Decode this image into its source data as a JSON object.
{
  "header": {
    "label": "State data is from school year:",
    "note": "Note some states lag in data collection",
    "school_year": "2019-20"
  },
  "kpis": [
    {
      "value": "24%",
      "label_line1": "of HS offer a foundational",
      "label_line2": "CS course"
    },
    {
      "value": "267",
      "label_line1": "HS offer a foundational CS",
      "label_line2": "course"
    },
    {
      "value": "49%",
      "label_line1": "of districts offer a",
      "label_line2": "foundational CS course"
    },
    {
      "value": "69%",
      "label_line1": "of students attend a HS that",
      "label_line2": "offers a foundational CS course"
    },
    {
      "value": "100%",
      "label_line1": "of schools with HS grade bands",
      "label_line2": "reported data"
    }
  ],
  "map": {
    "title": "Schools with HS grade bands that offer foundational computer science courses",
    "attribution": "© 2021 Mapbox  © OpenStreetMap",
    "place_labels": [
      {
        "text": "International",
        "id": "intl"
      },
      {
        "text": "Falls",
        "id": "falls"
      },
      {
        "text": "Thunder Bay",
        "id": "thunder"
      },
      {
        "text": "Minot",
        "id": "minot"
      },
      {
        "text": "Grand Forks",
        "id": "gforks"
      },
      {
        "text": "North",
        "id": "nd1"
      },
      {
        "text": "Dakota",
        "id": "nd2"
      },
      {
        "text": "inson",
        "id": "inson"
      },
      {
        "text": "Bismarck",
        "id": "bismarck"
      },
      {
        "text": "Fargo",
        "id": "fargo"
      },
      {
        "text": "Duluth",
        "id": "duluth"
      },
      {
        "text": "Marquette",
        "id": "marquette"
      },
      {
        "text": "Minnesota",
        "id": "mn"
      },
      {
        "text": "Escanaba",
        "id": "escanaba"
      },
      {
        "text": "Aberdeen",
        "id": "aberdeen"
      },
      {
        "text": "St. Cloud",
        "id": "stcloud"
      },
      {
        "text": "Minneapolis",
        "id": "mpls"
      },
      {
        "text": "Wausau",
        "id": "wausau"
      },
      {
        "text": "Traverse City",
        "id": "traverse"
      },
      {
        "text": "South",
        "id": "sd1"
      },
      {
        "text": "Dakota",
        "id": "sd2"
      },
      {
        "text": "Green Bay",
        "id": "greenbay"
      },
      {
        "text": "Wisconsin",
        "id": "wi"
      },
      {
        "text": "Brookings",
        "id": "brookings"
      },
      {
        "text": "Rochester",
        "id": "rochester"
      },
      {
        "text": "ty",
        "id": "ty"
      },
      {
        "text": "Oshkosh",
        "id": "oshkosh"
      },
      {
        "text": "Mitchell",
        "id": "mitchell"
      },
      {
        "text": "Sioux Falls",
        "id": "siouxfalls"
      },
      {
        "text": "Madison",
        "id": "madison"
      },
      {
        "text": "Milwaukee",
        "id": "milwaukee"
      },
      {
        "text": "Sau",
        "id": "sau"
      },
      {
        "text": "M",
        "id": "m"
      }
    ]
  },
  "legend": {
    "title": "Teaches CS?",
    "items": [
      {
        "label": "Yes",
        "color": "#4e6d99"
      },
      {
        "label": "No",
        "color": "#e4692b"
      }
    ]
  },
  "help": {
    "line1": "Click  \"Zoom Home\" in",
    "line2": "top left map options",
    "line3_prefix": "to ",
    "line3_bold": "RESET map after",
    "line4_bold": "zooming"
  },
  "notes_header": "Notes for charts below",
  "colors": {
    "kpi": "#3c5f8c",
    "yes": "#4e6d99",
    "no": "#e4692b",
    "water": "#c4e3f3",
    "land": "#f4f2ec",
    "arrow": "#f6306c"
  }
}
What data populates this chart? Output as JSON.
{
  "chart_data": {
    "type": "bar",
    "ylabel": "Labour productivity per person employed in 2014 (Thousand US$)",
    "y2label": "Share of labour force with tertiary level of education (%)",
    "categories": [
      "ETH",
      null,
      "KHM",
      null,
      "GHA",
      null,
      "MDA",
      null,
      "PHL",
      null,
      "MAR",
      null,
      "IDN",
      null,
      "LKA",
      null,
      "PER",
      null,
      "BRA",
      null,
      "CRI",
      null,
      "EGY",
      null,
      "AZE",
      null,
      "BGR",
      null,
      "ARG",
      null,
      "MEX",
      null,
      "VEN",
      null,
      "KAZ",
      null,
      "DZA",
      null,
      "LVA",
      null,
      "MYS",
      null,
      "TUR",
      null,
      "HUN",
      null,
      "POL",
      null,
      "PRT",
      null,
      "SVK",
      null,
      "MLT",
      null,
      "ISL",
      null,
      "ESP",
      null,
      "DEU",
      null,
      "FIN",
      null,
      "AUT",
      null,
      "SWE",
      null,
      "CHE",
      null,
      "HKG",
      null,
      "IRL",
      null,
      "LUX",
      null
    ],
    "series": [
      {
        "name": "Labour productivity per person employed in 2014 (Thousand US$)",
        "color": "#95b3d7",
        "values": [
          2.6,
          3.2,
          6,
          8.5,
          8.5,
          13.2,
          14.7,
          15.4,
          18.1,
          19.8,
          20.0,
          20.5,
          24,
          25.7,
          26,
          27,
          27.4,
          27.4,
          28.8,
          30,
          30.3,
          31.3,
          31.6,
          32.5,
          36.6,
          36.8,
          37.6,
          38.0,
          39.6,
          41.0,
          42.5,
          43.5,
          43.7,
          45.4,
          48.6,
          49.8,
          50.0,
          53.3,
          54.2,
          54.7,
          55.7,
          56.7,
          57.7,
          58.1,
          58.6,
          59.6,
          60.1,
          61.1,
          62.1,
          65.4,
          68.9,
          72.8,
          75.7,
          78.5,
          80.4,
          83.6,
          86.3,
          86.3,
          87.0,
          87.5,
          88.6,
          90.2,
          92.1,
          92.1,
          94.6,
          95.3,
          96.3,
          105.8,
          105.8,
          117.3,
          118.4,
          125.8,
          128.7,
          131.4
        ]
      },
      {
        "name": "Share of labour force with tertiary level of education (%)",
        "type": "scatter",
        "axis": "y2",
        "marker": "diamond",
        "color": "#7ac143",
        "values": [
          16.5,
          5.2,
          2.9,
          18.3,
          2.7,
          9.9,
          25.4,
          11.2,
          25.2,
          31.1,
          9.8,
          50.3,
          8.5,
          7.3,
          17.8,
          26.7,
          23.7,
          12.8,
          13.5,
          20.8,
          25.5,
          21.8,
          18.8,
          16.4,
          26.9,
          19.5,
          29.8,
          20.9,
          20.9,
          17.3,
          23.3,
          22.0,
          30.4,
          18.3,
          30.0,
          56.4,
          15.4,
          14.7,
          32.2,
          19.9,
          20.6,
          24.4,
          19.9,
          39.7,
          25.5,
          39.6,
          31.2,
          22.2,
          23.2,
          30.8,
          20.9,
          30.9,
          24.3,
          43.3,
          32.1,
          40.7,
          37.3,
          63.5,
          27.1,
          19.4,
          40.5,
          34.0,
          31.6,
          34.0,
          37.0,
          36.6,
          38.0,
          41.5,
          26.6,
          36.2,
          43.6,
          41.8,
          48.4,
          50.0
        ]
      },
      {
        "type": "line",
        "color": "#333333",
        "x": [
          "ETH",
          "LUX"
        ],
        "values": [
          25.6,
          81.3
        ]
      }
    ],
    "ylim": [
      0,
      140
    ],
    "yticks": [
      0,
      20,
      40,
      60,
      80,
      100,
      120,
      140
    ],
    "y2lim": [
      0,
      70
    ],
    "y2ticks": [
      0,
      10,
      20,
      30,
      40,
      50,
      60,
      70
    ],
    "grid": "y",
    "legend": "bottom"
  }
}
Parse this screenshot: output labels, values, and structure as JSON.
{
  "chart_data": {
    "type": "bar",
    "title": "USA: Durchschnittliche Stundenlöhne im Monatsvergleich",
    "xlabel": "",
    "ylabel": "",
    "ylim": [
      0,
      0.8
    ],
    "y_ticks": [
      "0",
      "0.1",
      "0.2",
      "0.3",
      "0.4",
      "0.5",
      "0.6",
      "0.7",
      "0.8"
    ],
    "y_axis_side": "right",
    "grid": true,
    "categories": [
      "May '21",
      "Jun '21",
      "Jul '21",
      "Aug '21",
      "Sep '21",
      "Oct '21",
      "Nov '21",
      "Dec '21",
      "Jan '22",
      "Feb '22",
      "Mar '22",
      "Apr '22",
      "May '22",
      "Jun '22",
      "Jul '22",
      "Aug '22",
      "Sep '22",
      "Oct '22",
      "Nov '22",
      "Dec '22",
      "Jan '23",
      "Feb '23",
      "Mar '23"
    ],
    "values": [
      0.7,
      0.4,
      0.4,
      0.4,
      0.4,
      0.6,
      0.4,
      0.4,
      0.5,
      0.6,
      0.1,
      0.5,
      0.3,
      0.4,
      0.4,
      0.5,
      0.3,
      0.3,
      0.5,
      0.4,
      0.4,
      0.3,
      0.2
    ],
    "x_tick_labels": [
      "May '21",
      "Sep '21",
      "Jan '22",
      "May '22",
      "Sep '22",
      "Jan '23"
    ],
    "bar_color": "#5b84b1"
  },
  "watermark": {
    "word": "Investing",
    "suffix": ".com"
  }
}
⁂
- _What the task asks_
Single out each line of the records above with the string "that" in it, and copy it.

- _Exercise result_
      "label_line1": "of students attend a HS that",
    "title": "Schools with HS grade bands that offer foundational computer science courses",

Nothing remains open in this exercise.